__Do this__
Retype all the entries word for word, but omit the pictures.

(Dataset items)
....................

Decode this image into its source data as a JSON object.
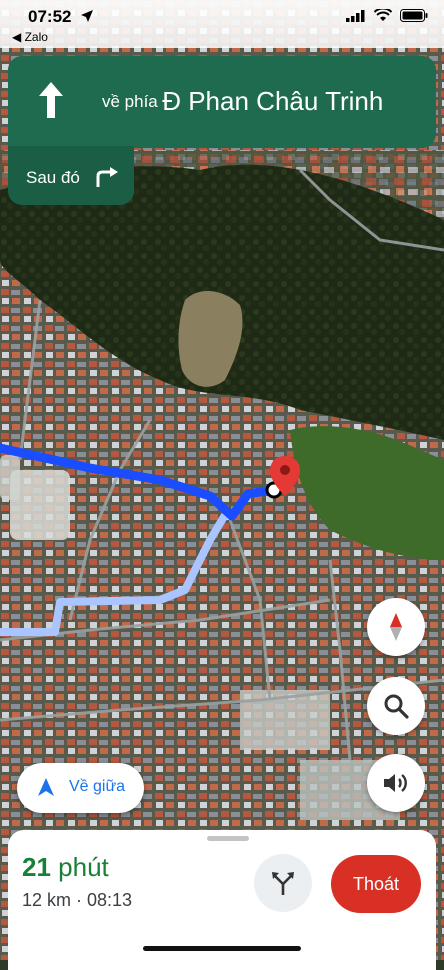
{
  "status_bar": {
    "time": "07:52",
    "back_app": "◀ Zalo"
  },
  "navigation": {
    "direction_prefix": "về phía",
    "street_name": "Đ Phan Châu Trinh",
    "then_label": "Sau đó",
    "maneuver_icon": "arrow-up-icon",
    "next_maneuver_icon": "turn-right-icon"
  },
  "map_controls": {
    "compass_icon": "compass-icon",
    "search_icon": "search-icon",
    "sound_icon": "sound-icon",
    "recenter_label": "Về giữa"
  },
  "trip": {
    "minutes_value": "21",
    "minutes_unit": "phút",
    "distance_arrival": "12 km · 08:13",
    "exit_label": "Thoát",
    "alt_routes_icon": "alternate-routes-icon"
  },
  "colors": {
    "banner": "#1e6b4f",
    "route_primary": "#1a4dff",
    "route_secondary": "#a9c4ff",
    "eta_green": "#188038",
    "exit_red": "#d93025"
  }
}
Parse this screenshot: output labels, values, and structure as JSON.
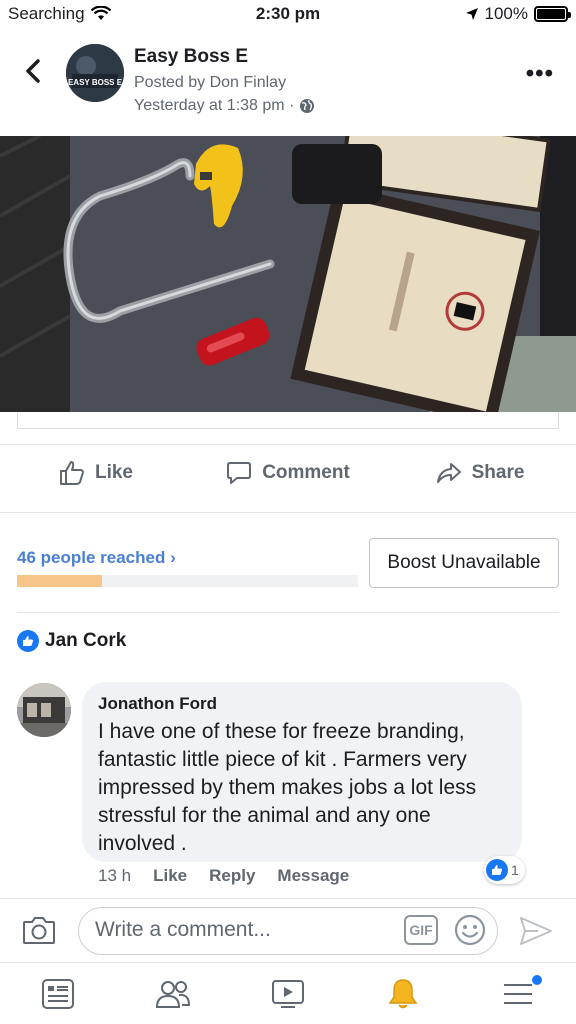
{
  "status_bar": {
    "carrier": "Searching",
    "time": "2:30 pm",
    "battery": "100%"
  },
  "post_header": {
    "page_name": "Easy Boss E",
    "posted_by": "Posted by Don Finlay",
    "timestamp": "Yesterday at 1:38 pm ·",
    "avatar_text": "EASY BOSS E"
  },
  "actions": {
    "like": "Like",
    "comment": "Comment",
    "share": "Share"
  },
  "insights": {
    "reach_label": "46 people reached",
    "reach_fraction": 0.25,
    "boost_label": "Boost Unavailable"
  },
  "reactions": {
    "liked_by": "Jan Cork"
  },
  "comment": {
    "author": "Jonathon Ford",
    "text": "I have one of these for freeze branding, fantastic little piece of kit . Farmers very impressed by them makes jobs a lot less stressful for the animal and any one involved .",
    "time": "13 h",
    "like": "Like",
    "reply": "Reply",
    "message": "Message",
    "reaction_count": "1"
  },
  "composer": {
    "placeholder": "Write a comment...",
    "gif": "GIF"
  },
  "colors": {
    "accent": "#1877f2",
    "link": "#4b7fd3",
    "reach_fill": "#f7c58a"
  }
}
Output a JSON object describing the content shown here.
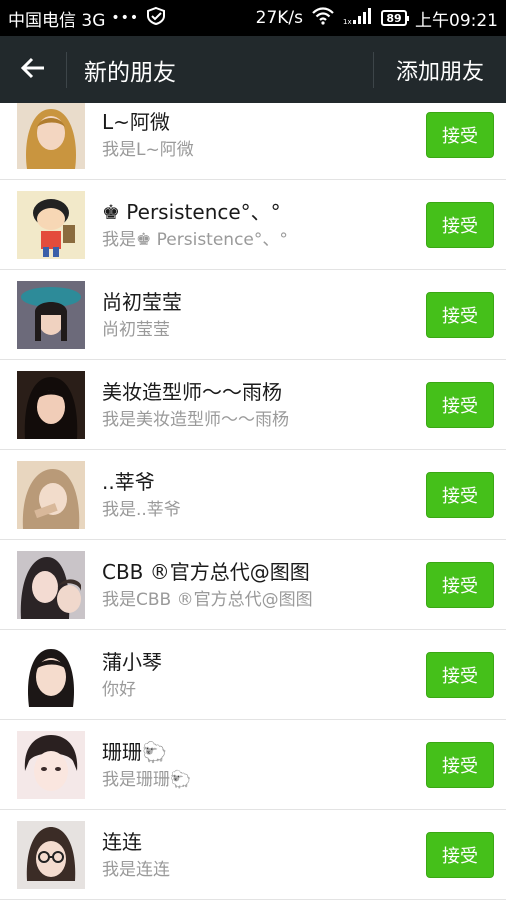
{
  "status_bar": {
    "carrier": "中国电信 3G",
    "dots": "•••",
    "speed": "27K/s",
    "battery": "89",
    "time": "上午09:21"
  },
  "header": {
    "title": "新的朋友",
    "add_label": "添加朋友"
  },
  "colors": {
    "accent": "#45c01a",
    "header_bg": "#22292c"
  },
  "friends": [
    {
      "name": "L~阿微",
      "message": "我是L~阿微",
      "action": "接受"
    },
    {
      "name": "♚ Persistence°、°",
      "message": "我是♚ Persistence°、°",
      "action": "接受"
    },
    {
      "name": "尚初莹莹",
      "message": "尚初莹莹",
      "action": "接受"
    },
    {
      "name": "美妆造型师～～雨杨",
      "message": "我是美妆造型师～～雨杨",
      "action": "接受"
    },
    {
      "name": "..莘爷",
      "message": "我是..莘爷",
      "action": "接受"
    },
    {
      "name": "CBB ®官方总代@图图",
      "message": "我是CBB ®官方总代@图图",
      "action": "接受"
    },
    {
      "name": "蒲小琴",
      "message": "你好",
      "action": "接受"
    },
    {
      "name": "珊珊🐑",
      "message": "我是珊珊🐑",
      "action": "接受"
    },
    {
      "name": "连连",
      "message": "我是连连",
      "action": "接受"
    }
  ]
}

....................

__Solution for this problem__
Decode this image into its source data as a JSON object.
{
  "status_bar": {
    "time": "07:52",
    "back_app": "◀ Zalo"
  },
  "navigation": {
    "direction_prefix": "về phía",
    "street_name": "Đ Phan Châu Trinh",
    "then_label": "Sau đó",
    "maneuver_icon": "arrow-up-icon",
    "next_maneuver_icon": "turn-right-icon"
  },
  "map_controls": {
    "compass_icon": "compass-icon",
    "search_icon": "search-icon",
    "sound_icon": "sound-icon",
    "recenter_label": "Về giữa"
  },
  "trip": {
    "minutes_value": "21",
    "minutes_unit": "phút",
    "distance_arrival": "12 km · 08:13",
    "exit_label": "Thoát",
    "alt_routes_icon": "alternate-routes-icon"
  },
  "colors": {
    "banner": "#1e6b4f",
    "route_primary": "#1a4dff",
    "route_secondary": "#a9c4ff",
    "eta_green": "#188038",
    "exit_red": "#d93025"
  }
}
Parse this screenshot: output labels, values, and structure as JSON.
{
  "status_bar": {
    "carrier": "Searching",
    "time": "2:30 pm",
    "battery": "100%"
  },
  "post_header": {
    "page_name": "Easy Boss E",
    "posted_by": "Posted by Don Finlay",
    "timestamp": "Yesterday at 1:38 pm ·",
    "avatar_text": "EASY BOSS E"
  },
  "actions": {
    "like": "Like",
    "comment": "Comment",
    "share": "Share"
  },
  "insights": {
    "reach_label": "46 people reached",
    "reach_fraction": 0.25,
    "boost_label": "Boost Unavailable"
  },
  "reactions": {
    "liked_by": "Jan Cork"
  },
  "comment": {
    "author": "Jonathon Ford",
    "text": "I have one of these for freeze branding, fantastic little piece of kit . Farmers very impressed by them makes jobs a lot less stressful for the animal and any one involved .",
    "time": "13 h",
    "like": "Like",
    "reply": "Reply",
    "message": "Message",
    "reaction_count": "1"
  },
  "composer": {
    "placeholder": "Write a comment...",
    "gif": "GIF"
  },
  "colors": {
    "accent": "#1877f2",
    "link": "#4b7fd3",
    "reach_fill": "#f7c58a"
  }
}
Output a JSON object describing the content shown here.
{
  "status_bar": {
    "carrier": "中国电信 3G",
    "dots": "•••",
    "speed": "27K/s",
    "battery": "89",
    "time": "上午09:21"
  },
  "header": {
    "title": "新的朋友",
    "add_label": "添加朋友"
  },
  "colors": {
    "accent": "#45c01a",
    "header_bg": "#22292c"
  },
  "friends": [
    {
      "name": "L~阿微",
      "message": "我是L~阿微",
      "action": "接受"
    },
    {
      "name": "♚ Persistence°、°",
      "message": "我是♚ Persistence°、°",
      "action": "接受"
    },
    {
      "name": "尚初莹莹",
      "message": "尚初莹莹",
      "action": "接受"
    },
    {
      "name": "美妆造型师～～雨杨",
      "message": "我是美妆造型师～～雨杨",
      "action": "接受"
    },
    {
      "name": "..莘爷",
      "message": "我是..莘爷",
      "action": "接受"
    },
    {
      "name": "CBB ®官方总代@图图",
      "message": "我是CBB ®官方总代@图图",
      "action": "接受"
    },
    {
      "name": "蒲小琴",
      "message": "你好",
      "action": "接受"
    },
    {
      "name": "珊珊🐑",
      "message": "我是珊珊🐑",
      "action": "接受"
    },
    {
      "name": "连连",
      "message": "我是连连",
      "action": "接受"
    }
  ]
}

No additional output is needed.